= What the task requires =
From the records, report how many lines hold the word "document", with the number as the sole reply.

[Entries from a page text dataset]
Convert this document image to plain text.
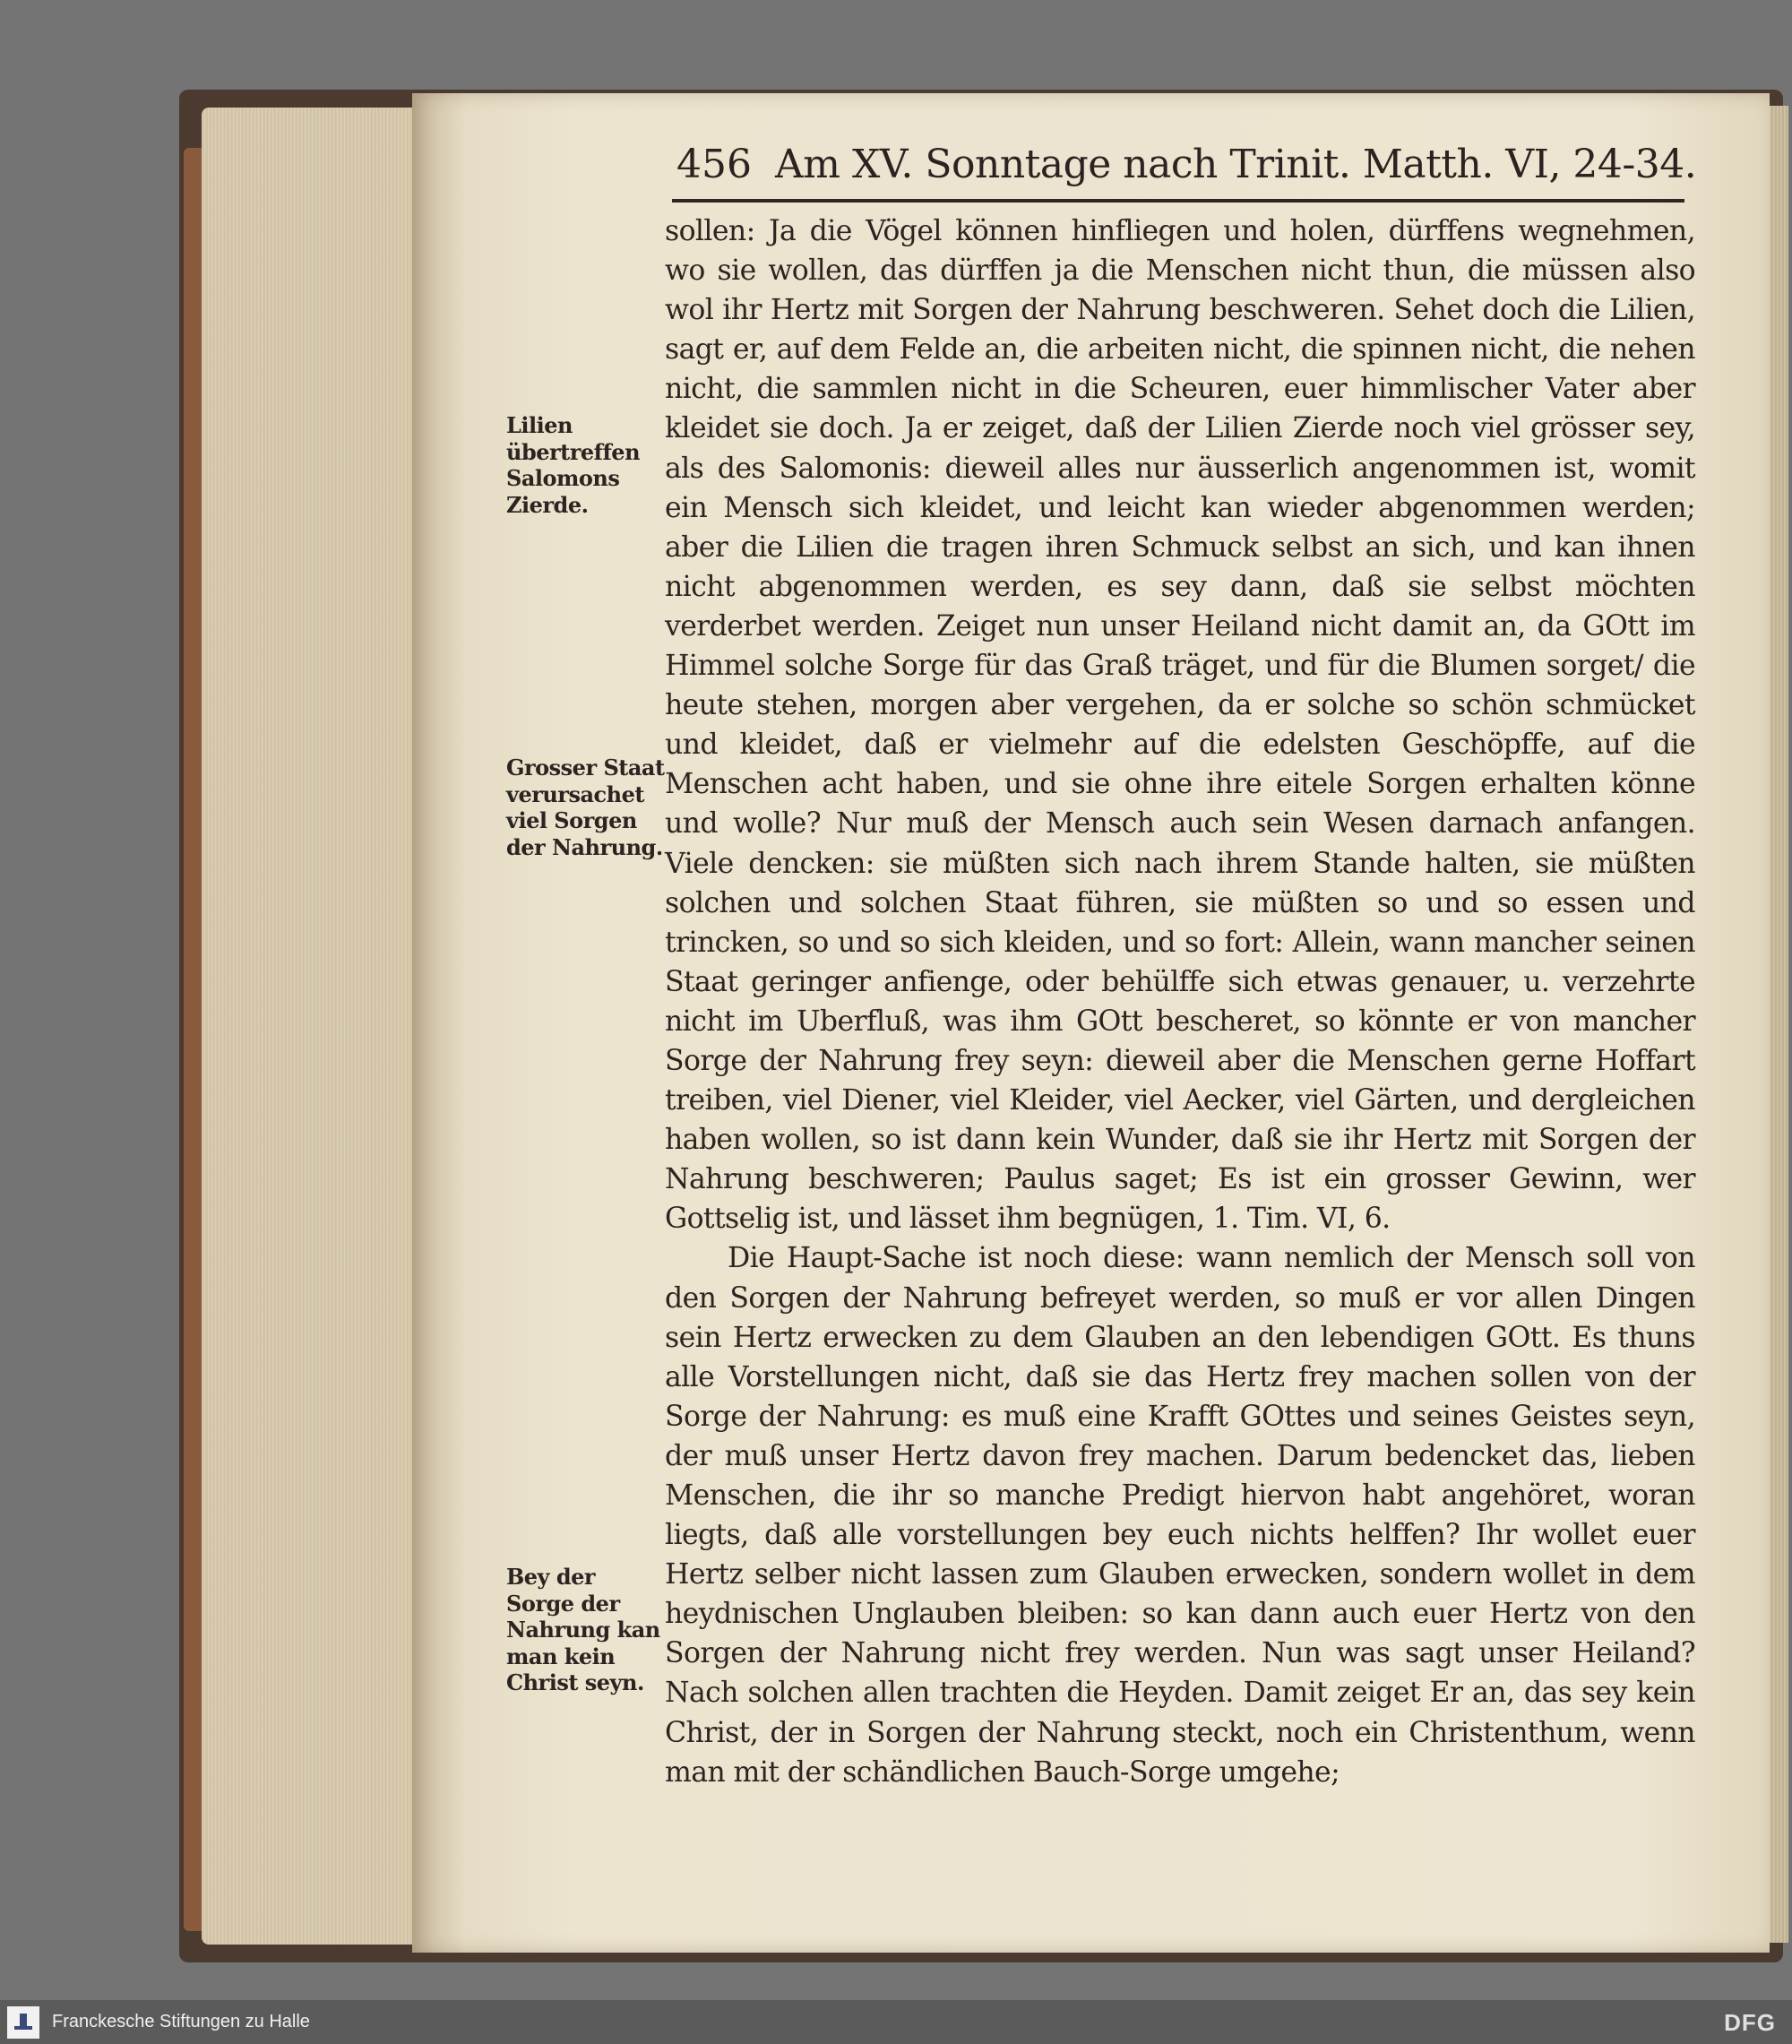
456 Am XV. Sonntage nach Trinit. Matth. VI, 24-34.
Lilien übertreffen Salomons Zierde.
Grosser Staat verursachet viel Sorgen der Nahrung.
Bey der Sorge der Nahrung kan man kein Christ seyn.

sollen: Ja die Vögel können hinfliegen und holen, dürffens wegnehmen, wo sie wollen, das dürffen ja die Menschen nicht thun, die müssen also wol ihr Hertz mit Sorgen der Nahrung beschweren. Sehet doch die Lilien, sagt er, auf dem Felde an, die arbeiten nicht, die spinnen nicht, die nehen nicht, die sammlen nicht in die Scheuren, euer himmlischer Vater aber kleidet sie doch. Ja er zeiget, daß der Lilien Zierde noch viel grösser sey, als des Salomonis: dieweil alles nur äusserlich angenommen ist, womit ein Mensch sich kleidet, und leicht kan wieder abgenommen werden; aber die Lilien die tragen ihren Schmuck selbst an sich, und kan ihnen nicht abgenommen werden, es sey dann, daß sie selbst möchten verderbet werden. Zeiget nun unser Heiland nicht damit an, da GOtt im Himmel solche Sorge für das Graß träget, und für die Blumen sorget/ die heute stehen, morgen aber vergehen, da er solche so schön schmücket und kleidet, daß er vielmehr auf die edelsten Geschöpffe, auf die Menschen acht haben, und sie ohne ihre eitele Sorgen erhalten könne und wolle? Nur muß der Mensch auch sein Wesen darnach anfangen. Viele dencken: sie müßten sich nach ihrem Stande halten, sie müßten solchen und solchen Staat führen, sie müßten so und so essen und trincken, so und so sich kleiden, und so fort: Allein, wann mancher seinen Staat geringer anfienge, oder behülffe sich etwas genauer, u. verzehrte nicht im Uberfluß, was ihm GOtt bescheret, so könnte er von mancher Sorge der Nahrung frey seyn: dieweil aber die Menschen gerne Hoffart treiben, viel Diener, viel Kleider, viel Aecker, viel Gärten, und dergleichen haben wollen, so ist dann kein Wunder, daß sie ihr Hertz mit Sorgen der Nahrung beschweren; Paulus saget; Es ist ein grosser Gewinn, wer Gottselig ist, und lässet ihm begnügen, 1. Tim. VI, 6.

Die Haupt-Sache ist noch diese: wann nemlich der Mensch soll von den Sorgen der Nahrung befreyet werden, so muß er vor allen Dingen sein Hertz erwecken zu dem Glauben an den lebendigen GOtt. Es thuns alle Vorstellungen nicht, daß sie das Hertz frey machen sollen von der Sorge der Nahrung: es muß eine Krafft GOttes und seines Geistes seyn, der muß unser Hertz davon frey machen. Darum bedencket das, lieben Menschen, die ihr so manche Predigt hiervon habt angehöret, woran liegts, daß alle vorstellungen bey euch nichts helffen? Ihr wollet euer Hertz selber nicht lassen zum Glauben erwecken, sondern wollet in dem heydnischen Unglauben bleiben: so kan dann auch euer Hertz von den Sorgen der Nahrung nicht frey werden. Nun was sagt unser Heiland? Nach solchen allen trachten die Heyden. Damit zeiget Er an, das sey kein Christ, der in Sorgen der Nahrung steckt, noch ein Christenthum, wenn man mit der schändlichen Bauch-Sorge umgehe;

Franckesche Stiftungen zu Halle	DFG
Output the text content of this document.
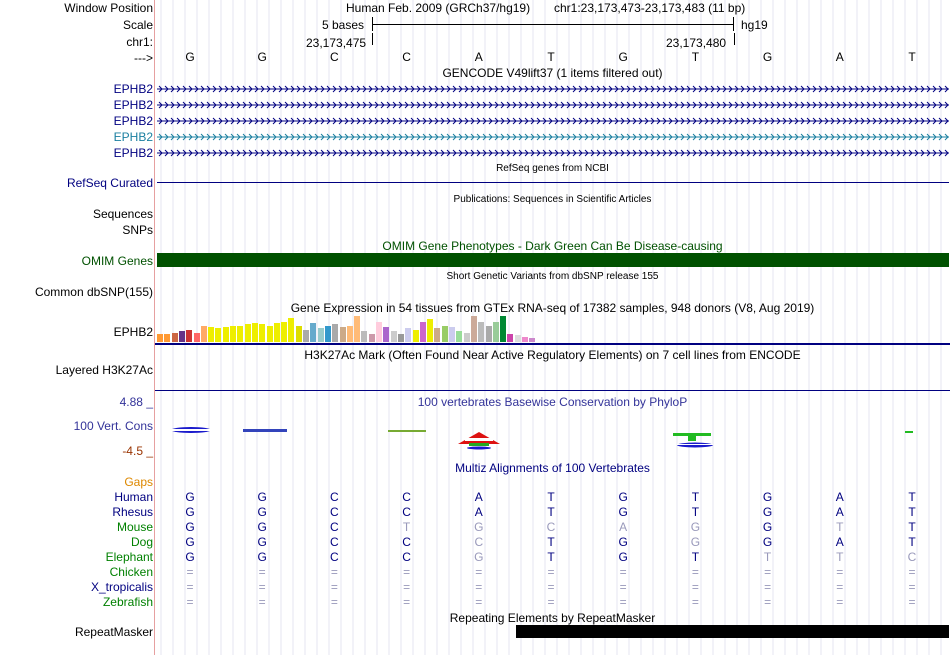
Window Position
Scale
chr1:
--->
Human Feb. 2009 (GRCh37/hg19) chr1:23,173,473-23,173,483 (11 bp)
5 bases	hg19
23,173,475	23,173,480
G	G	C	C	A	T	G	T	G	A	T
GENCODE V49lift37 (1 items filtered out)
EPHB2
EPHB2
EPHB2
EPHB2
EPHB2
RefSeq genes from NCBI
RefSeq Curated
Publications: Sequences in Scientific Articles
Sequences
SNPs
OMIM Gene Phenotypes - Dark Green Can Be Disease-causing
OMIM Genes
Short Genetic Variants from dbSNP release 155
Common dbSNP(155)
Gene Expression in 54 tissues from GTEx RNA-seq of 17382 samples, 948 donors (V8, Aug 2019)
EPHB2
H3K27Ac Mark (Often Found Near Active Regulatory Elements) on 7 cell lines from ENCODE
Layered H3K27Ac
100 vertebrates Basewise Conservation by PhyloP
4.88 _
100 Vert. Cons
-4.5 _
Multiz Alignments of 100 Vertebrates
Gaps
Human	G	G	C	C	A	T	G	T	G	A	T
Rhesus	G	G	C	C	A	T	G	T	G	A	T
Mouse	G	G	C	T	G	C	A	G	G	T	T
Dog	G	G	C	C	C	T	G	G	G	A	T
Elephant	G	G	C	C	G	T	G	T	T	T	C
Chicken	=	=	=	=	=	=	=	=	=	=	=
X_tropicalis	=	=	=	=	=	=	=	=	=	=	=
Zebrafish	=	=	=	=	=	=	=	=	=	=	=
Repeating Elements by RepeatMasker
RepeatMasker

= Reply to the task =
2